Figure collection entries
--------

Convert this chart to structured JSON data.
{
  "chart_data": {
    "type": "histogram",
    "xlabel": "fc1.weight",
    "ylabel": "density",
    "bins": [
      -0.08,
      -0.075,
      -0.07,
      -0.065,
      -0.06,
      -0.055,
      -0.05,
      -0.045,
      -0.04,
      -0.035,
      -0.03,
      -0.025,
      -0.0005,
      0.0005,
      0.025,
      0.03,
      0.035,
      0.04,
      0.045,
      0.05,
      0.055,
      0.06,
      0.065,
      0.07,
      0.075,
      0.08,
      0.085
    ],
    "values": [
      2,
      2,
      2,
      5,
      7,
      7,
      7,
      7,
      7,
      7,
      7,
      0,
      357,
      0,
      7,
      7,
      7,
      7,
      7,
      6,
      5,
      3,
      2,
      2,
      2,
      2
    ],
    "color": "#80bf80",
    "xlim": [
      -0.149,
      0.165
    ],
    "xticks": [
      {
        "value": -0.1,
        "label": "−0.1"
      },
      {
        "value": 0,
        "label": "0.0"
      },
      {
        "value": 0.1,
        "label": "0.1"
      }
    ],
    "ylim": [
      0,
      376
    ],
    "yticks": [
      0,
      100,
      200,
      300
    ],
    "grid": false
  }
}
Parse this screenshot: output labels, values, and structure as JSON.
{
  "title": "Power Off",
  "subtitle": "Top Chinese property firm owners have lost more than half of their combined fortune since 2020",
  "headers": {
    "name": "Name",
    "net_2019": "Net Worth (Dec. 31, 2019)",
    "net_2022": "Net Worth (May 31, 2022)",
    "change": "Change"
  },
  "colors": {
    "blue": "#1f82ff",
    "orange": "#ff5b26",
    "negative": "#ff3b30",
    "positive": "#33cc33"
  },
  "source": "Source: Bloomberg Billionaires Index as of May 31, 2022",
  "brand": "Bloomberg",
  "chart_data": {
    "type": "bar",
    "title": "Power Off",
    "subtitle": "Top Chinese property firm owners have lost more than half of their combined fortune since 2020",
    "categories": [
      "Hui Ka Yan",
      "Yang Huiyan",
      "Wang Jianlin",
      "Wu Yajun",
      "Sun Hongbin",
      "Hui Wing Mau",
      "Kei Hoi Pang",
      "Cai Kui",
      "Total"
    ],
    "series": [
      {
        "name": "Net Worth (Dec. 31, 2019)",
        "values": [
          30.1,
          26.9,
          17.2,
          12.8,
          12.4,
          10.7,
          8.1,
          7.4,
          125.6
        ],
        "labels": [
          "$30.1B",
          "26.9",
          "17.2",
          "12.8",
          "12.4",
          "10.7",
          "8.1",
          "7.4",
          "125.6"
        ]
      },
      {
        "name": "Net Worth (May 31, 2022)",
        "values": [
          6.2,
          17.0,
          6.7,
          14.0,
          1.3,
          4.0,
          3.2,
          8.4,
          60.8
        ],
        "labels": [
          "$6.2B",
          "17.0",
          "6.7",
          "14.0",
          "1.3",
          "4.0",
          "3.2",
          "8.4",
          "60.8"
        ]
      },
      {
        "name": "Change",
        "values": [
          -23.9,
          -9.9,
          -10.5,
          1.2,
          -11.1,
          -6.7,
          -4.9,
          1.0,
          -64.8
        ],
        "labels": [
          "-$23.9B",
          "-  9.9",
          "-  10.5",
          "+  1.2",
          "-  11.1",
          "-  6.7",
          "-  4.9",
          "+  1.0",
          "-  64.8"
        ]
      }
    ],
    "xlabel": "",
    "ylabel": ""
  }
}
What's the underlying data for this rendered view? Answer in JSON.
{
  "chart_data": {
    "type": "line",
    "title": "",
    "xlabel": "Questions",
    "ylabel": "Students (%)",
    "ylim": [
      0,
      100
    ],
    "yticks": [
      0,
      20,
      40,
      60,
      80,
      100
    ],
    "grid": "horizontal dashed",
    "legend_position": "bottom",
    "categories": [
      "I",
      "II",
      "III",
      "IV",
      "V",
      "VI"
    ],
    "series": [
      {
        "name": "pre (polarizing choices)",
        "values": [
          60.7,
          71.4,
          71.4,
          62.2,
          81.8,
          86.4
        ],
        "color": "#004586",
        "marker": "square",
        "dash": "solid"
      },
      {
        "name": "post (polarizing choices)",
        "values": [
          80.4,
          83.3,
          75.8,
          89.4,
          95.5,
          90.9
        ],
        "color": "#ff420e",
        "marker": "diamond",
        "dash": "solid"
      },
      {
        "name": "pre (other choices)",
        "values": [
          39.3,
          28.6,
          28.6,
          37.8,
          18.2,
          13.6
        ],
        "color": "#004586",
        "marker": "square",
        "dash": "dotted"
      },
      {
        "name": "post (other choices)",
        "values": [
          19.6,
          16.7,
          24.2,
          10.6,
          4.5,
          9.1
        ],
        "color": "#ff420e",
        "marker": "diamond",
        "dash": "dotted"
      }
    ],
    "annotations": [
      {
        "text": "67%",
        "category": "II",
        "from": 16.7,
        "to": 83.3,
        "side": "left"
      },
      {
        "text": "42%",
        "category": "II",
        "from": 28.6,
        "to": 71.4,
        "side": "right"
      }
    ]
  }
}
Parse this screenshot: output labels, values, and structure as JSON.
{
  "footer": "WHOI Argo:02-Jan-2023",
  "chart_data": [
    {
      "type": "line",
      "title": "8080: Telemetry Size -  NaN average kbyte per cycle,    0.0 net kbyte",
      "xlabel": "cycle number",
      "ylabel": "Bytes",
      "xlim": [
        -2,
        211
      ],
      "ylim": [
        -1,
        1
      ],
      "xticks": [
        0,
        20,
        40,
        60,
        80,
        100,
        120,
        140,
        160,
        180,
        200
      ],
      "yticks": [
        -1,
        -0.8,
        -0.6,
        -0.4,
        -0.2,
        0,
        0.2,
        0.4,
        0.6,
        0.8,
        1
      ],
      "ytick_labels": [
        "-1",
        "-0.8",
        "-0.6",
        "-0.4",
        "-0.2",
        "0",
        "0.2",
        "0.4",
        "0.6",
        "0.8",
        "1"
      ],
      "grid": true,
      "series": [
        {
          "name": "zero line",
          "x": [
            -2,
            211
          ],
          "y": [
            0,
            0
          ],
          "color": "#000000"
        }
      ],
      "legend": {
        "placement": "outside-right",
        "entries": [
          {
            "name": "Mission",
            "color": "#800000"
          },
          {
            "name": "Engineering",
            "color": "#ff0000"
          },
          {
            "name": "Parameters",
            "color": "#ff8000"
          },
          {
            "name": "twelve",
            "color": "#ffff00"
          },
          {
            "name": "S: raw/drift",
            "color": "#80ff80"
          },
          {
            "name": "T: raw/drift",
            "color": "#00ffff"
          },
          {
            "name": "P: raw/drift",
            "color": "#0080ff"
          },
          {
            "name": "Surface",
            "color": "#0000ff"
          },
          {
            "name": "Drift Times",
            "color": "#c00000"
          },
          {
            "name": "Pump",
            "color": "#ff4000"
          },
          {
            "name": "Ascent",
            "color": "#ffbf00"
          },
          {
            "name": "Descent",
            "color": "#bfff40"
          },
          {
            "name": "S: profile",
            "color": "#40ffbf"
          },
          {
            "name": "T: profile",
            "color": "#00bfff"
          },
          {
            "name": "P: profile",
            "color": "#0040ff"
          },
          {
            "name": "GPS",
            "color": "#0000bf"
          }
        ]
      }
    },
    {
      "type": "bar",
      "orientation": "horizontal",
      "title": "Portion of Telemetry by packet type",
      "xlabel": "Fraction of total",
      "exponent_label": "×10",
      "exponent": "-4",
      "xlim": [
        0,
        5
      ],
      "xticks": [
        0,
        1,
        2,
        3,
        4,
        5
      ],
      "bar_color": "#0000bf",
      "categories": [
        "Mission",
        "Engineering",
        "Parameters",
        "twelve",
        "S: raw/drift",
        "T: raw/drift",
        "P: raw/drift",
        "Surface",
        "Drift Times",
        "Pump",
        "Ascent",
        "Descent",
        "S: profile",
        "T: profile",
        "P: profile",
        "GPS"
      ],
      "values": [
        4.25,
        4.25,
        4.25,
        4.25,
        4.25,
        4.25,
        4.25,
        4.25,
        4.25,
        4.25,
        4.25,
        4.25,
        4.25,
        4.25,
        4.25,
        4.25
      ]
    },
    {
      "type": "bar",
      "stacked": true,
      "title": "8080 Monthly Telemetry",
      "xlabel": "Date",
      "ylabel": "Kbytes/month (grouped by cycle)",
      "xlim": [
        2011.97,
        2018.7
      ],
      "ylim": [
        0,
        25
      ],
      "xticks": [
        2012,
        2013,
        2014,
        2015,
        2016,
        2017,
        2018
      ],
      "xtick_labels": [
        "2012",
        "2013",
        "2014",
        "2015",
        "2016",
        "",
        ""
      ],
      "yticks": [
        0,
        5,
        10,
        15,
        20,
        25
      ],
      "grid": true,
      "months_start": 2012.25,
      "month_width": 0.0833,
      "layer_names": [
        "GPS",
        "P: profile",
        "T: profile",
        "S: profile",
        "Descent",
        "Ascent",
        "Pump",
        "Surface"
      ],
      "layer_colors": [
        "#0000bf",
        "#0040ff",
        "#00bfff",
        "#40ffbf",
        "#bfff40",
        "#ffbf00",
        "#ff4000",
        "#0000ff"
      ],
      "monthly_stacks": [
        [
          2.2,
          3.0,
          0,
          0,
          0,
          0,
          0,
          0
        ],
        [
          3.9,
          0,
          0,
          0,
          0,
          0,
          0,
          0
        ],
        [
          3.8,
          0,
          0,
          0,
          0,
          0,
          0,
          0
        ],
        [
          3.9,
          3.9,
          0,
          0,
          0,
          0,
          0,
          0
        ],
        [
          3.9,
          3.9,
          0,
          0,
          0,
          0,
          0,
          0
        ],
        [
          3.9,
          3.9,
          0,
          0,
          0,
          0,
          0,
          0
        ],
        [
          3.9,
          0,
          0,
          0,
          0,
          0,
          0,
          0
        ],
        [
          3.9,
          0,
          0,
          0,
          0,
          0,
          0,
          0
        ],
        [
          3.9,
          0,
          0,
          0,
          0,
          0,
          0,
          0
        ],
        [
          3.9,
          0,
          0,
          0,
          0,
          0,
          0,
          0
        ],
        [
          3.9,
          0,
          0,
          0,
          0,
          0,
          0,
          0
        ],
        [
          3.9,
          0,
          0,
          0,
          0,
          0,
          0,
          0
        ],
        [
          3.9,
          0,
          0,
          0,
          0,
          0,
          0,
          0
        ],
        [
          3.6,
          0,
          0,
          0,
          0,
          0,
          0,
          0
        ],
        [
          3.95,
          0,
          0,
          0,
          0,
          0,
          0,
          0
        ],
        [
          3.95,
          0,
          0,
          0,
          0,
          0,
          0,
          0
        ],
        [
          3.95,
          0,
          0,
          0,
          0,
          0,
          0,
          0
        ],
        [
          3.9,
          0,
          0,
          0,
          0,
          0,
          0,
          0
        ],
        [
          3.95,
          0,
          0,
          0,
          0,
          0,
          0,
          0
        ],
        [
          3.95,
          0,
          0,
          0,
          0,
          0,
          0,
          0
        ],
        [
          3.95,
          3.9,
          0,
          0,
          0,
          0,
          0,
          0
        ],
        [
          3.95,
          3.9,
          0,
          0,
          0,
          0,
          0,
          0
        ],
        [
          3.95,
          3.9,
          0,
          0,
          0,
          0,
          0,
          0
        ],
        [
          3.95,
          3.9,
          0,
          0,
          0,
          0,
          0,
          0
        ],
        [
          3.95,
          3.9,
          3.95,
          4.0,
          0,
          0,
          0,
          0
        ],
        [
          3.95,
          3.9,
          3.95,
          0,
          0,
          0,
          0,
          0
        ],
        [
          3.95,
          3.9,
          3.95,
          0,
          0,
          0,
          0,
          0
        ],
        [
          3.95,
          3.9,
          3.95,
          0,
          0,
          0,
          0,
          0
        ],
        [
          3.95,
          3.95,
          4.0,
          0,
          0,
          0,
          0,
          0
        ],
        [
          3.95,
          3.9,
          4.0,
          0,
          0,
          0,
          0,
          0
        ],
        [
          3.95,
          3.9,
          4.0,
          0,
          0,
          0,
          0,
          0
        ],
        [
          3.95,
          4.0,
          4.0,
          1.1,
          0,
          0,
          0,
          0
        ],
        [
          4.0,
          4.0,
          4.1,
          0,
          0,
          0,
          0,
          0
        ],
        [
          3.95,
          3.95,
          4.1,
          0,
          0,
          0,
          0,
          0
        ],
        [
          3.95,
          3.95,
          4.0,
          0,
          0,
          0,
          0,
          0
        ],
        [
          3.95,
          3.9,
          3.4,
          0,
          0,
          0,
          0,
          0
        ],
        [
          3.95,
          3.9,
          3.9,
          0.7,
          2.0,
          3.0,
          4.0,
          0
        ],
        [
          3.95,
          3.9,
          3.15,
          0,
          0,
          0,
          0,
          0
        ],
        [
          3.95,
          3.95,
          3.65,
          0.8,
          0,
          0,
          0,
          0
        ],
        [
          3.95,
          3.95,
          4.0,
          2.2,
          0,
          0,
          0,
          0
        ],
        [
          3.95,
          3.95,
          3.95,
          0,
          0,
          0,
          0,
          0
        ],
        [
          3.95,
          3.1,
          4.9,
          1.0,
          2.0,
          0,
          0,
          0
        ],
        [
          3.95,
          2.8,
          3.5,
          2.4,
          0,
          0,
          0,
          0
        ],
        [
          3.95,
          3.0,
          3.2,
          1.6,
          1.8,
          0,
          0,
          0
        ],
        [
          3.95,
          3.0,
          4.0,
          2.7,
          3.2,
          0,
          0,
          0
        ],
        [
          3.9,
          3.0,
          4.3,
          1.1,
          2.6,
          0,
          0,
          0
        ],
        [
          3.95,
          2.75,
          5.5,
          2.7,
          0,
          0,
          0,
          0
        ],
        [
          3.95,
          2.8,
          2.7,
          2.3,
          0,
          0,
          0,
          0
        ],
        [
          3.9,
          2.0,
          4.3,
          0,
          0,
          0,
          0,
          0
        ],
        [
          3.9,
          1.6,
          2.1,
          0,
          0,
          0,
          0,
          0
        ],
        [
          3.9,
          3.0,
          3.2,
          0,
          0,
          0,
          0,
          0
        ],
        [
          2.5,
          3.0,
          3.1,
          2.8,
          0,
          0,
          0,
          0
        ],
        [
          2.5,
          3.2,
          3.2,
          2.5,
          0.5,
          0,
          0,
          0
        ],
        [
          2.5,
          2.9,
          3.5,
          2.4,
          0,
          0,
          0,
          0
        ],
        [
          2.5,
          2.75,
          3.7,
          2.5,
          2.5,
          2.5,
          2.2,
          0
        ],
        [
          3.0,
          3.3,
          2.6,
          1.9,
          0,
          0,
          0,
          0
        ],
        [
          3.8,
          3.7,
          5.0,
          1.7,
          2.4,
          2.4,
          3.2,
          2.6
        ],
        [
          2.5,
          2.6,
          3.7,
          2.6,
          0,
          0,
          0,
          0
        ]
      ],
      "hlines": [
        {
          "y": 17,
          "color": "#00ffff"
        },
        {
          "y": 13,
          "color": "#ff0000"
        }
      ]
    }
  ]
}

--------

AIM
Reproduce each line of the material containing the word "JSON".

SOLUTION TO THIS PROBLEM
Convert this chart to structured JSON data.
Parse this screenshot: output labels, values, and structure as JSON.
What's the underlying data for this rendered view? Answer in JSON.
Parse this screenshot: output labels, values, and structure as JSON.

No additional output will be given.